● **EXERCISE PROMPT**:
Repeat the listing exactly as given, omitting every image.

- - - -

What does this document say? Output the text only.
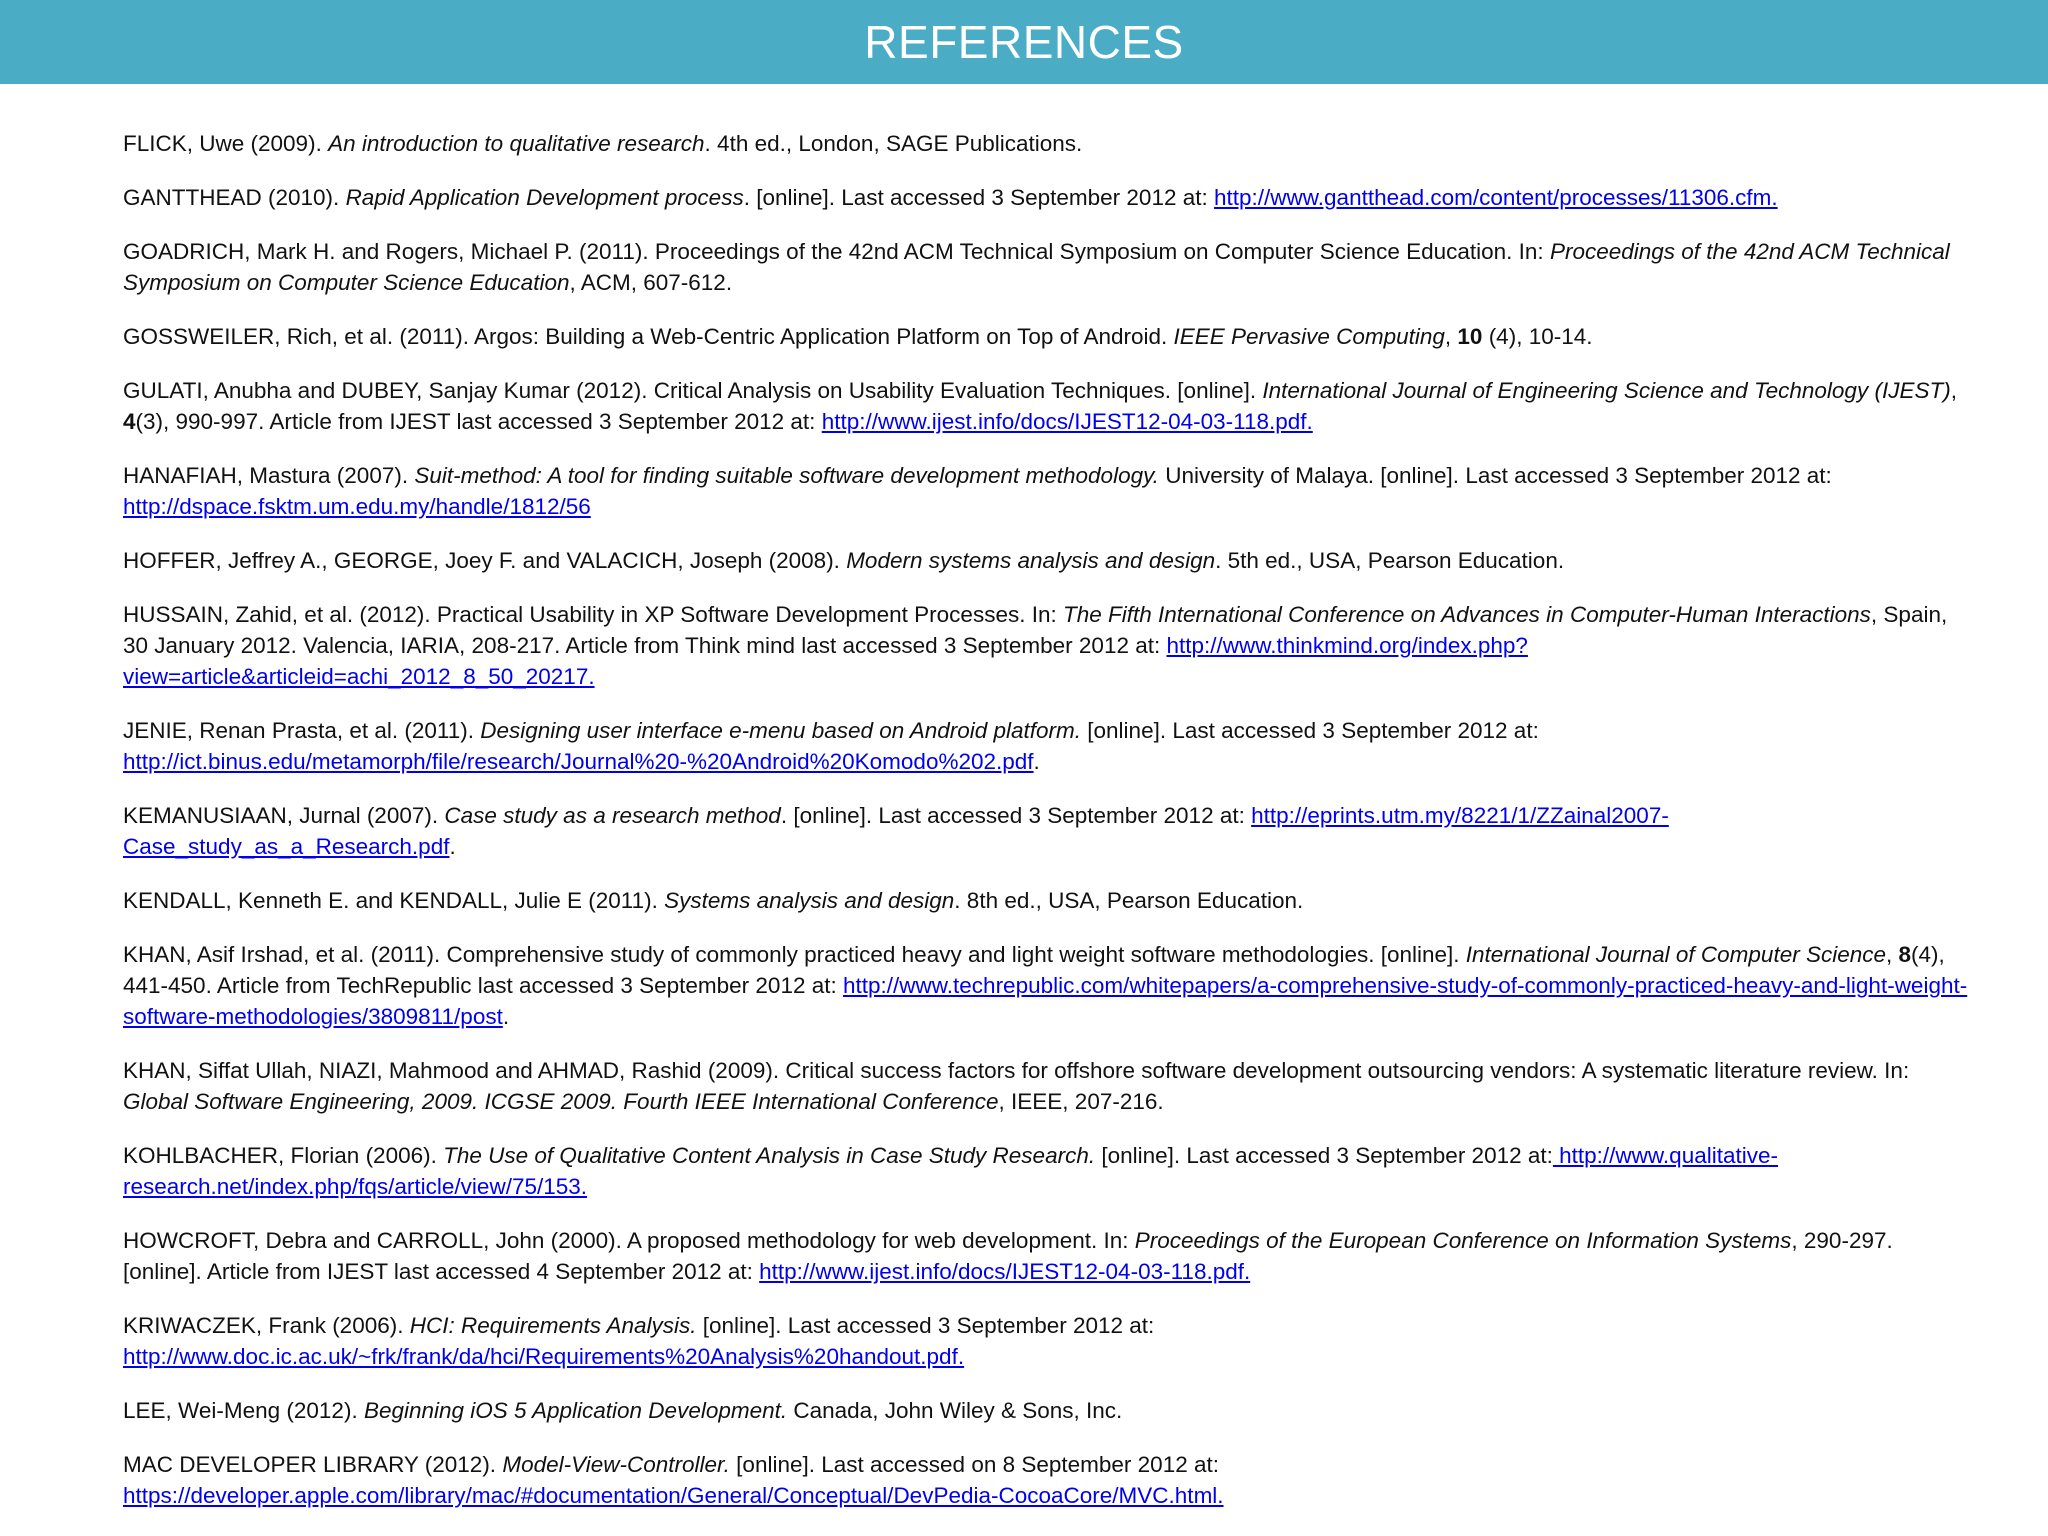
REFERENCES

FLICK, Uwe (2009). An introduction to qualitative research. 4th ed., London, SAGE Publications.

GANTTHEAD (2010). Rapid Application Development process. [online]. Last accessed 3 September 2012 at: http://www.gantthead.com/content/processes/11306.cfm.

GOADRICH, Mark H. and Rogers, Michael P. (2011). Proceedings of the 42nd ACM Technical Symposium on Computer Science Education. In: Proceedings of the 42nd ACM Technical Symposium on Computer Science Education, ACM, 607-612.

GOSSWEILER, Rich, et al. (2011). Argos: Building a Web-Centric Application Platform on Top of Android. IEEE Pervasive Computing, 10 (4), 10-14.

GULATI, Anubha and DUBEY, Sanjay Kumar (2012). Critical Analysis on Usability Evaluation Techniques. [online]. International Journal of Engineering Science and Technology (IJEST), 4(3), 990-997. Article from IJEST last accessed 3 September 2012 at: http://www.ijest.info/docs/IJEST12-04-03-118.pdf.

HANAFIAH, Mastura (2007). Suit-method: A tool for finding suitable software development methodology. University of Malaya. [online]. Last accessed 3 September 2012 at: http://dspace.fsktm.um.edu.my/handle/1812/56

HOFFER, Jeffrey A., GEORGE, Joey F. and VALACICH, Joseph (2008). Modern systems analysis and design. 5th ed., USA, Pearson Education.

HUSSAIN, Zahid, et al. (2012). Practical Usability in XP Software Development Processes. In: The Fifth International Conference on Advances in Computer-Human Interactions, Spain, 30 January 2012. Valencia, IARIA, 208-217. Article from Think mind last accessed 3 September 2012 at: http://www.thinkmind.org/index.php?view=article&articleid=achi_2012_8_50_20217.

JENIE, Renan Prasta, et al. (2011). Designing user interface e-menu based on Android platform. [online]. Last accessed 3 September 2012 at: http://ict.binus.edu/metamorph/file/research/Journal%20-%20Android%20Komodo%202.pdf.

KEMANUSIAAN, Jurnal (2007). Case study as a research method. [online]. Last accessed 3 September 2012 at: http://eprints.utm.my/8221/1/ZZainal2007-Case_study_as_a_Research.pdf.

KENDALL, Kenneth E. and KENDALL, Julie E (2011). Systems analysis and design. 8th ed., USA, Pearson Education.

KHAN, Asif Irshad, et al. (2011). Comprehensive study of commonly practiced heavy and light weight software methodologies. [online]. International Journal of Computer Science, 8(4), 441-450. Article from TechRepublic last accessed 3 September 2012 at: http://www.techrepublic.com/whitepapers/a-comprehensive-study-of-commonly-practiced-heavy-and-light-weight-software-methodologies/3809811/post.

KHAN, Siffat Ullah, NIAZI, Mahmood and AHMAD, Rashid (2009). Critical success factors for offshore software development outsourcing vendors: A systematic literature review. In: Global Software Engineering, 2009. ICGSE 2009. Fourth IEEE International Conference, IEEE, 207-216.

KOHLBACHER, Florian (2006). The Use of Qualitative Content Analysis in Case Study Research. [online]. Last accessed 3 September 2012 at: http://www.qualitative-research.net/index.php/fqs/article/view/75/153.

HOWCROFT, Debra and CARROLL, John (2000). A proposed methodology for web development. In: Proceedings of the European Conference on Information Systems, 290-297. [online]. Article from IJEST last accessed 4 September 2012 at: http://www.ijest.info/docs/IJEST12-04-03-118.pdf.

KRIWACZEK, Frank (2006). HCI: Requirements Analysis. [online]. Last accessed 3 September 2012 at: http://www.doc.ic.ac.uk/~frk/frank/da/hci/Requirements%20Analysis%20handout.pdf.

LEE, Wei-Meng (2012). Beginning iOS 5 Application Development. Canada, John Wiley & Sons, Inc.

MAC DEVELOPER LIBRARY (2012). Model-View-Controller. [online]. Last accessed on 8 September 2012 at: https://developer.apple.com/library/mac/#documentation/General/Conceptual/DevPedia-CocoaCore/MVC.html.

- - - -

● **ANSWER**:
What does this document say? Output the text only.
REFERENCES

FLICK, Uwe (2009). An introduction to qualitative research. 4th ed., London, SAGE Publications.

GANTTHEAD (2010). Rapid Application Development process. [online]. Last accessed 3 September 2012 at: http://www.gantthead.com/content/processes/11306.cfm.

GOADRICH, Mark H. and Rogers, Michael P. (2011). Proceedings of the 42nd ACM Technical Symposium on Computer Science Education. In: Proceedings of the 42nd ACM Technical Symposium on Computer Science Education, ACM, 607-612.

GOSSWEILER, Rich, et al. (2011). Argos: Building a Web-Centric Application Platform on Top of Android. IEEE Pervasive Computing, 10 (4), 10-14.

GULATI, Anubha and DUBEY, Sanjay Kumar (2012). Critical Analysis on Usability Evaluation Techniques. [online]. International Journal of Engineering Science and Technology (IJEST), 4(3), 990-997. Article from IJEST last accessed 3 September 2012 at: http://www.ijest.info/docs/IJEST12-04-03-118.pdf.

HANAFIAH, Mastura (2007). Suit-method: A tool for finding suitable software development methodology. University of Malaya. [online]. Last accessed 3 September 2012 at: http://dspace.fsktm.um.edu.my/handle/1812/56

HOFFER, Jeffrey A., GEORGE, Joey F. and VALACICH, Joseph (2008). Modern systems analysis and design. 5th ed., USA, Pearson Education.

HUSSAIN, Zahid, et al. (2012). Practical Usability in XP Software Development Processes. In: The Fifth International Conference on Advances in Computer-Human Interactions, Spain, 30 January 2012. Valencia, IARIA, 208-217. Article from Think mind last accessed 3 September 2012 at: http://www.thinkmind.org/index.php?view=article&articleid=achi_2012_8_50_20217.

JENIE, Renan Prasta, et al. (2011). Designing user interface e-menu based on Android platform. [online]. Last accessed 3 September 2012 at: http://ict.binus.edu/metamorph/file/research/Journal%20-%20Android%20Komodo%202.pdf.

KEMANUSIAAN, Jurnal (2007). Case study as a research method. [online]. Last accessed 3 September 2012 at: http://eprints.utm.my/8221/1/ZZainal2007-Case_study_as_a_Research.pdf.

KENDALL, Kenneth E. and KENDALL, Julie E (2011). Systems analysis and design. 8th ed., USA, Pearson Education.

KHAN, Asif Irshad, et al. (2011). Comprehensive study of commonly practiced heavy and light weight software methodologies. [online]. International Journal of Computer Science, 8(4), 441-450. Article from TechRepublic last accessed 3 September 2012 at: http://www.techrepublic.com/whitepapers/a-comprehensive-study-of-commonly-practiced-heavy-and-light-weight-software-methodologies/3809811/post.

KHAN, Siffat Ullah, NIAZI, Mahmood and AHMAD, Rashid (2009). Critical success factors for offshore software development outsourcing vendors: A systematic literature review. In: Global Software Engineering, 2009. ICGSE 2009. Fourth IEEE International Conference, IEEE, 207-216.

KOHLBACHER, Florian (2006). The Use of Qualitative Content Analysis in Case Study Research. [online]. Last accessed 3 September 2012 at: http://www.qualitative-research.net/index.php/fqs/article/view/75/153.

HOWCROFT, Debra and CARROLL, John (2000). A proposed methodology for web development. In: Proceedings of the European Conference on Information Systems, 290-297. [online]. Article from IJEST last accessed 4 September 2012 at: http://www.ijest.info/docs/IJEST12-04-03-118.pdf.

KRIWACZEK, Frank (2006). HCI: Requirements Analysis. [online]. Last accessed 3 September 2012 at: http://www.doc.ic.ac.uk/~frk/frank/da/hci/Requirements%20Analysis%20handout.pdf.

LEE, Wei-Meng (2012). Beginning iOS 5 Application Development. Canada, John Wiley & Sons, Inc.

MAC DEVELOPER LIBRARY (2012). Model-View-Controller. [online]. Last accessed on 8 September 2012 at: https://developer.apple.com/library/mac/#documentation/General/Conceptual/DevPedia-CocoaCore/MVC.html.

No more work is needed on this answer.